• **Written problem**:
Work out how many lines of the data hold the string "Huang", and reply with that number alone.

• **Material for this exercise**:
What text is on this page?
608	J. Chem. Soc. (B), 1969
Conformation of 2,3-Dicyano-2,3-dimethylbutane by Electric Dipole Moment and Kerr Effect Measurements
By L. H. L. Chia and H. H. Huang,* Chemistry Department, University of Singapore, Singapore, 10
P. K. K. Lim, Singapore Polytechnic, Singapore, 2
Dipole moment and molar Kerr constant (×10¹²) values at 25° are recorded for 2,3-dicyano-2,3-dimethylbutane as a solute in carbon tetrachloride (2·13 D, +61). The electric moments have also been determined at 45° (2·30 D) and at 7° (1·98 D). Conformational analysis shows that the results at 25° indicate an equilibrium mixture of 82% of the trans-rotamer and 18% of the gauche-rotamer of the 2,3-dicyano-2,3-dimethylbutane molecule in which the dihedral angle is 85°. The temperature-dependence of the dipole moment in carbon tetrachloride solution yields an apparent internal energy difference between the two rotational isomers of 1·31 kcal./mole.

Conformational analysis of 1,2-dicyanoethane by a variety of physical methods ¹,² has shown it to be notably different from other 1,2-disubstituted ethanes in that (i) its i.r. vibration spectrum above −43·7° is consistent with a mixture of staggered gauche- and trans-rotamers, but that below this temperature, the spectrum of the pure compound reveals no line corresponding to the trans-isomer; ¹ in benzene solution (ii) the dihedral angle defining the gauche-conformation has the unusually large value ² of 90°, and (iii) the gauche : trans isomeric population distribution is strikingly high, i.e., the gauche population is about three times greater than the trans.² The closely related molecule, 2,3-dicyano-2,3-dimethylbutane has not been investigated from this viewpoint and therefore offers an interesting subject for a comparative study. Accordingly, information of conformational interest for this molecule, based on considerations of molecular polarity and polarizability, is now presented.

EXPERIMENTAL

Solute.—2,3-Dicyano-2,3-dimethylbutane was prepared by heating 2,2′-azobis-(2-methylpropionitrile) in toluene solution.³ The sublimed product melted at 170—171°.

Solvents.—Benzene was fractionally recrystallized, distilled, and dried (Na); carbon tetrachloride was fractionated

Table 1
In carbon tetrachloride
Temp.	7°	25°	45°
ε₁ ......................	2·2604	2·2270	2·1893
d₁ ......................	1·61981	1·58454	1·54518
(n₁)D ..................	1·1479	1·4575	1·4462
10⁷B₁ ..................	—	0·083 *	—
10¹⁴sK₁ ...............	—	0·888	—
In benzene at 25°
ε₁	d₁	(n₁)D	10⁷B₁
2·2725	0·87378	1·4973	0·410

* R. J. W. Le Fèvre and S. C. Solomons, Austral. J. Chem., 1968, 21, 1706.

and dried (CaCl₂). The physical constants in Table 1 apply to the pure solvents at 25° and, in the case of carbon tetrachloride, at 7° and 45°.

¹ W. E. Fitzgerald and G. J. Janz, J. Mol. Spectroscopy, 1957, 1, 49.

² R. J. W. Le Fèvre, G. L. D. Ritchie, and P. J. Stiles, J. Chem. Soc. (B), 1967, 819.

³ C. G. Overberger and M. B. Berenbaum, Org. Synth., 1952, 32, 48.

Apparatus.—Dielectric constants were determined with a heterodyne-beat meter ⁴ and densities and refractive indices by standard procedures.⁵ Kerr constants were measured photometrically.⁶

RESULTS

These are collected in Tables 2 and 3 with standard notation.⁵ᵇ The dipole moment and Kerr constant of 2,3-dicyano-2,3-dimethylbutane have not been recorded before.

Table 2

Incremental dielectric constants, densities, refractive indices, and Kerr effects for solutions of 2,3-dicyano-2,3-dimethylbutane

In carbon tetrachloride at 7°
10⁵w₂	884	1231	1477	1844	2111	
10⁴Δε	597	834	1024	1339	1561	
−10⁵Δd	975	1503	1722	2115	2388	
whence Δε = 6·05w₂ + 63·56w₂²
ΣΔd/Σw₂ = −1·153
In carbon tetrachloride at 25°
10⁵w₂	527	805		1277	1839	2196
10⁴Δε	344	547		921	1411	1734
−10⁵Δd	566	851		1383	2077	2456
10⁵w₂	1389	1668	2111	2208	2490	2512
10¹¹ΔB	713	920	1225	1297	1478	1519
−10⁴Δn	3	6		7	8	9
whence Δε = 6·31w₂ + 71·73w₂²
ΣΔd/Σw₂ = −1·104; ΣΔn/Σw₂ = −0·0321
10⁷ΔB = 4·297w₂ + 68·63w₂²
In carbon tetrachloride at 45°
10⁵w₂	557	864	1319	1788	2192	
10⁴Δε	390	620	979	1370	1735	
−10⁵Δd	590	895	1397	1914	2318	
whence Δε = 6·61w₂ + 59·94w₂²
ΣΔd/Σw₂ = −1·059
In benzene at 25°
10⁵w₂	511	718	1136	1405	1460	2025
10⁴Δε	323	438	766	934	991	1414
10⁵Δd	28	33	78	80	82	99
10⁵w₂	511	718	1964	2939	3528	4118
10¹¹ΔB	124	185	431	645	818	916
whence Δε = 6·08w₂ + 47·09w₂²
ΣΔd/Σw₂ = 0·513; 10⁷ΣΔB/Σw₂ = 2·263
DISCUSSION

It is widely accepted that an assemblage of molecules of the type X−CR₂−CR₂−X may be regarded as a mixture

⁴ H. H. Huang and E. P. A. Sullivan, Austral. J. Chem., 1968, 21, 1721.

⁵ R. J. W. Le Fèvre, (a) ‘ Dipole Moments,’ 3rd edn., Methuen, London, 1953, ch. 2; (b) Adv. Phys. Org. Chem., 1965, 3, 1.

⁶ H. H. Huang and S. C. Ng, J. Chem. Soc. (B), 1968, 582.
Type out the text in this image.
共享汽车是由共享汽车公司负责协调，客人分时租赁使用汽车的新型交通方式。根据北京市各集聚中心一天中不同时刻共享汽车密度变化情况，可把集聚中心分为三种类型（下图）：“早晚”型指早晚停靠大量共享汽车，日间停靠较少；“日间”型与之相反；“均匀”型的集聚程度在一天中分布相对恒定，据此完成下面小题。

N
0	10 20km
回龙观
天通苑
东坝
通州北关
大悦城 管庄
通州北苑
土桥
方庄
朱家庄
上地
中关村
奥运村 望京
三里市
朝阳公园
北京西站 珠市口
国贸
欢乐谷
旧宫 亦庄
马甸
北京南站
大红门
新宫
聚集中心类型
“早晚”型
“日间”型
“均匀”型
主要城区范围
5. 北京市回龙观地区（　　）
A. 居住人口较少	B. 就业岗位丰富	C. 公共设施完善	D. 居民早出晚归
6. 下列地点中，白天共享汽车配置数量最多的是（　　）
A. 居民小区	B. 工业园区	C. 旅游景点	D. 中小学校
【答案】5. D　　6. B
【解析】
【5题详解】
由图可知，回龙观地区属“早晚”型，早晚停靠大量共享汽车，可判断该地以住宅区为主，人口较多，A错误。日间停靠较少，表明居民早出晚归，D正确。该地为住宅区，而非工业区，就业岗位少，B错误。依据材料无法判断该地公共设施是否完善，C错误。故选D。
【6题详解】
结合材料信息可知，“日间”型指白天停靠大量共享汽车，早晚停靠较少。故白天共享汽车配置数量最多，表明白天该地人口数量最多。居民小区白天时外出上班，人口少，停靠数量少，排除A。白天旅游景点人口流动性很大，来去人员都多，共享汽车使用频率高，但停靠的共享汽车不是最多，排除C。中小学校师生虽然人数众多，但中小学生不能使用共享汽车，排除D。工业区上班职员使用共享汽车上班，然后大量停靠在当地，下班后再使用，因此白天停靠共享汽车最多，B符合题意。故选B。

• **Output of the task**:
3